■ INSTRUCTION
In the data that follows, count each line holding the string "fournisseur"; answer with the number only.

■ MATERIAL FOR THIS EXERCISE

[Start]

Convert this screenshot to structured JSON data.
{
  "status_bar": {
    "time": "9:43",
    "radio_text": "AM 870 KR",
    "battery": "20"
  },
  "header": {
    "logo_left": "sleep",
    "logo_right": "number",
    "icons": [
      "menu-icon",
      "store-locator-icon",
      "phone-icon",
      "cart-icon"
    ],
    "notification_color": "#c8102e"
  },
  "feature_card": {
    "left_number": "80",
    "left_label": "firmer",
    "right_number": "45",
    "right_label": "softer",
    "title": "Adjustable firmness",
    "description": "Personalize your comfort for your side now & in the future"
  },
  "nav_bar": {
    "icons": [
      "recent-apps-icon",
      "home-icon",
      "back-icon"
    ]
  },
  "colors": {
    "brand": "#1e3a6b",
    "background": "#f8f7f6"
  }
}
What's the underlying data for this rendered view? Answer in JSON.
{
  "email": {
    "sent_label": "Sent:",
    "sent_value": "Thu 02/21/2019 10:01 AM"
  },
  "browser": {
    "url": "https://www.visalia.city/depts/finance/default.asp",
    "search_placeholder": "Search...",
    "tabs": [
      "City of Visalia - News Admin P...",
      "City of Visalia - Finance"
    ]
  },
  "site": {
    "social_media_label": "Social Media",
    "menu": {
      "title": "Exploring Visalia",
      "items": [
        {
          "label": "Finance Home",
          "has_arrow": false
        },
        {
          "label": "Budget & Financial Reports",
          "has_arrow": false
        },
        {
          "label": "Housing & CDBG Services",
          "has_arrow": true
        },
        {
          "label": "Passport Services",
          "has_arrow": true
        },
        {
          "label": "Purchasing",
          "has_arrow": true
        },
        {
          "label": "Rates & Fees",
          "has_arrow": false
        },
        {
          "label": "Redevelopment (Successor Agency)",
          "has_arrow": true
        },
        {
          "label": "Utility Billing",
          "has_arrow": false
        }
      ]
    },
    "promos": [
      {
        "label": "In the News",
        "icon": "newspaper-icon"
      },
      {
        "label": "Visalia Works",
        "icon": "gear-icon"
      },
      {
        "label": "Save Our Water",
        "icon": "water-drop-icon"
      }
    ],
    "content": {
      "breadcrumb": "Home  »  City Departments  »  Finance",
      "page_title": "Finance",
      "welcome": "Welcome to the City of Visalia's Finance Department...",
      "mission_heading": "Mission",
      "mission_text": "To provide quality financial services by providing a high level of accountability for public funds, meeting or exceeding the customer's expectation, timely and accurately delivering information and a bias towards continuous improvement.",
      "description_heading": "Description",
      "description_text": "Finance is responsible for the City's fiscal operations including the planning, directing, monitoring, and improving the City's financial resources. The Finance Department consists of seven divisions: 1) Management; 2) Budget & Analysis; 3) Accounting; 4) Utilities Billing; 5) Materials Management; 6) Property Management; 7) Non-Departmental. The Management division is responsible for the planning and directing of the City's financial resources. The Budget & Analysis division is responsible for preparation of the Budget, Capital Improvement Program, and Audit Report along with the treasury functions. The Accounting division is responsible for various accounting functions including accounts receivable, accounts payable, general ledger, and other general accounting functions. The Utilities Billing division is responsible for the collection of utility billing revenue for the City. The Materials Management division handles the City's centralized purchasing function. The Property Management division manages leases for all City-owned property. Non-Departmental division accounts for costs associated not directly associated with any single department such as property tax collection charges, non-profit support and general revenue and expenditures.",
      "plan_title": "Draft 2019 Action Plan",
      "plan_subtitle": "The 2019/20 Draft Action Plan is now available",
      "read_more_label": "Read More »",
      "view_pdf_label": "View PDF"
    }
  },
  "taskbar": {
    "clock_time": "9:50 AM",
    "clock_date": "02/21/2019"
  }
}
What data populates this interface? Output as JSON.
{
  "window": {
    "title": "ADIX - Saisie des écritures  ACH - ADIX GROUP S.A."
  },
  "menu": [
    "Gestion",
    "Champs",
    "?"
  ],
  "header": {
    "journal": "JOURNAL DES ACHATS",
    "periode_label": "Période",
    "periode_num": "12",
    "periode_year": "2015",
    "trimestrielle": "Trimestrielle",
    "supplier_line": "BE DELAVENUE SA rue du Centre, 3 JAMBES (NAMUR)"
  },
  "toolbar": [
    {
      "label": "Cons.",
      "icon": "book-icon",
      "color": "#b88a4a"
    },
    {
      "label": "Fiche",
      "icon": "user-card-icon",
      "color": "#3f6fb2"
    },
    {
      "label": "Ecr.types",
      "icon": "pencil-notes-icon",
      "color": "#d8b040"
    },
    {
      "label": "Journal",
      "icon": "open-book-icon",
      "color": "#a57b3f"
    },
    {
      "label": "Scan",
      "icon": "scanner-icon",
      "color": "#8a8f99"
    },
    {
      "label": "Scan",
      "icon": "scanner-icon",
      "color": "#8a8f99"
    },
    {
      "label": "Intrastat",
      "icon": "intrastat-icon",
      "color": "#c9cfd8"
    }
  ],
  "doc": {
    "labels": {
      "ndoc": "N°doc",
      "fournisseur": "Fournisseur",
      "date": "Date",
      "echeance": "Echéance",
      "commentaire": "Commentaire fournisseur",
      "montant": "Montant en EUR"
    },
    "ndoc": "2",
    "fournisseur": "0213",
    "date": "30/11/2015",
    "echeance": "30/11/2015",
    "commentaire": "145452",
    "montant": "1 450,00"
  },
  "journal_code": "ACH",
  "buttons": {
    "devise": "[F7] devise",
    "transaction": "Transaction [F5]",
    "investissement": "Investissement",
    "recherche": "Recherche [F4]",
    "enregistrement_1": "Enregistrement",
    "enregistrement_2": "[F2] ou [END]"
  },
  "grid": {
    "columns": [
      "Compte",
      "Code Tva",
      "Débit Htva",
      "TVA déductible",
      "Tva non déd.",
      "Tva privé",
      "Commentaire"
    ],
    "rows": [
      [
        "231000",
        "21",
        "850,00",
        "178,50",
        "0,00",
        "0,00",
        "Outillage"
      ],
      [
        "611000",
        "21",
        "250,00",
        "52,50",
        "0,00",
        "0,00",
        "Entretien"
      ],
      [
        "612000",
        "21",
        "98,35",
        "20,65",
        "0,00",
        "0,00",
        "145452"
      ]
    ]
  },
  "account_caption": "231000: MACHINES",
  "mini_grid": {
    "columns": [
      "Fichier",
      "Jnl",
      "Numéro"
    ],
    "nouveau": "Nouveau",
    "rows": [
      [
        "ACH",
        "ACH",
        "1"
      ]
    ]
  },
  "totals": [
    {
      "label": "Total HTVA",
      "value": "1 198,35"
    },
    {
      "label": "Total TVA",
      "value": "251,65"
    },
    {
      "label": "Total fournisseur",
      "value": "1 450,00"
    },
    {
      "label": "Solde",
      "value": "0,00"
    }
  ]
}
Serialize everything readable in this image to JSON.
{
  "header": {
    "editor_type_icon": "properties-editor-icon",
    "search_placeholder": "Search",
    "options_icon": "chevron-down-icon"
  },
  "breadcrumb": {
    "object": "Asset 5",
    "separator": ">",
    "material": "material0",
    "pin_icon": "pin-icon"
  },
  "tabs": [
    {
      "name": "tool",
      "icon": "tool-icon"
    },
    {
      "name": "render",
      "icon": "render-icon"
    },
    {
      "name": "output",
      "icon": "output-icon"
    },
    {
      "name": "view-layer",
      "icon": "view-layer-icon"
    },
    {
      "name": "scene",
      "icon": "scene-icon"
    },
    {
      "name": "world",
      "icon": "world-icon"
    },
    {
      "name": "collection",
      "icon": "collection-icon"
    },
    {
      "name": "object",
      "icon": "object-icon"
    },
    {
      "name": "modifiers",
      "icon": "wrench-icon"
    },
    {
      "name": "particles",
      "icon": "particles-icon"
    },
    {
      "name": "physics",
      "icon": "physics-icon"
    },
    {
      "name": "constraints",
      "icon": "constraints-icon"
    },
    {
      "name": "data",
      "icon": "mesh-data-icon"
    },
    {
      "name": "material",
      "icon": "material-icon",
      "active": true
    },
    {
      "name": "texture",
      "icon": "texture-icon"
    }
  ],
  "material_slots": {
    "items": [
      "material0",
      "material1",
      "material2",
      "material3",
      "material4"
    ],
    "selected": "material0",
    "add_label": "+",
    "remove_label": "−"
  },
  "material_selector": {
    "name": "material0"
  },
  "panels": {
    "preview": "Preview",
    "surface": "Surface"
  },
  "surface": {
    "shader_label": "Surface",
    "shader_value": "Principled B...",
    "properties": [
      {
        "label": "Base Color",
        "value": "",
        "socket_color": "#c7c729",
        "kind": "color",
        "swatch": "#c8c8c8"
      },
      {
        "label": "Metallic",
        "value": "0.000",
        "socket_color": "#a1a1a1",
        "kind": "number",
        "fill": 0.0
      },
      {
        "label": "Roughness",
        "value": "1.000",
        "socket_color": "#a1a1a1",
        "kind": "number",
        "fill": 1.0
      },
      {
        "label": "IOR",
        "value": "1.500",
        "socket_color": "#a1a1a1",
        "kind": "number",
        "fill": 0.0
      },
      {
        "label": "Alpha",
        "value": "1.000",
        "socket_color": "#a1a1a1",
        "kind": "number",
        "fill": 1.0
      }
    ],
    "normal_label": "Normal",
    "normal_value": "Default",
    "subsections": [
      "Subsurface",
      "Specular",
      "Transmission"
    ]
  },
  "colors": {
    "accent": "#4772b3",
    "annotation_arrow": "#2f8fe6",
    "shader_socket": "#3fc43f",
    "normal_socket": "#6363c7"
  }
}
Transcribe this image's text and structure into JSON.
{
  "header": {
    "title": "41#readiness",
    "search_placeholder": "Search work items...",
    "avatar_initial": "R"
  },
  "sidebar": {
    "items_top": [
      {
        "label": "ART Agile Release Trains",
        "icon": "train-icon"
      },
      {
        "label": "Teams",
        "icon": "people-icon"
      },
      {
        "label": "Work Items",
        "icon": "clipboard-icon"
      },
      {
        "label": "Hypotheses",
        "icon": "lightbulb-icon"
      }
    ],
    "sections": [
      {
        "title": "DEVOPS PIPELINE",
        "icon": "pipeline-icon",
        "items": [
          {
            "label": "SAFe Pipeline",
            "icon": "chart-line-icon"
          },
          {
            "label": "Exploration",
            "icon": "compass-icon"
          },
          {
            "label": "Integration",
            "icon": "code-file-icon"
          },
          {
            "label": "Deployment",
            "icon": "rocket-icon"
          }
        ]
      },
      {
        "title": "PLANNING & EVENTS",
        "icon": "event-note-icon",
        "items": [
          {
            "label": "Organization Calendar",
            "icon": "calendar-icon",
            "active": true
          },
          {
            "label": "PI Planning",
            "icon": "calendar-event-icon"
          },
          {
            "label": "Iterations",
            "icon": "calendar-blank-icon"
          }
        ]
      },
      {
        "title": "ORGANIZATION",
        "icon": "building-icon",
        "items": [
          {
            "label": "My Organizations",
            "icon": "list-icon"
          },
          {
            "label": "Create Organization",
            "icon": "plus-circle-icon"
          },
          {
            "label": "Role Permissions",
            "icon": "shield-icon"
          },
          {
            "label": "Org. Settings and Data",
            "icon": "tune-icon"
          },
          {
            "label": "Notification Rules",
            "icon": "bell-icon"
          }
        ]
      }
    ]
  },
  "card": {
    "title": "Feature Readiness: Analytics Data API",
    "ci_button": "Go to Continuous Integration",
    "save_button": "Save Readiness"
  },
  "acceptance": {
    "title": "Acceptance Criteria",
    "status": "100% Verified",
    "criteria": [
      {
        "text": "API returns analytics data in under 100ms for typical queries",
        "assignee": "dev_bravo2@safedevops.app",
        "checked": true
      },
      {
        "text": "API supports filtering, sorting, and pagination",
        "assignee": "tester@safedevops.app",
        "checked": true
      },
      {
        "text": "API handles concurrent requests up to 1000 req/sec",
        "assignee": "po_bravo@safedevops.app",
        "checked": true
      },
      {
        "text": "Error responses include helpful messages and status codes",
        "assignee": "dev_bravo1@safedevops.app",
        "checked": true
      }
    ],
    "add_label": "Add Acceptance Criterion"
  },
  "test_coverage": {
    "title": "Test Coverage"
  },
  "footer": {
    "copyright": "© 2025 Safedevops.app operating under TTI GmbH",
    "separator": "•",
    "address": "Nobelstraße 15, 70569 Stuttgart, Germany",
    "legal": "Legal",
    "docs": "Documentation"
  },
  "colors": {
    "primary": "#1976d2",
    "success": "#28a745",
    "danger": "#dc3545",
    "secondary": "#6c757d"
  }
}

[End]

■ OUTPUT BELOW
4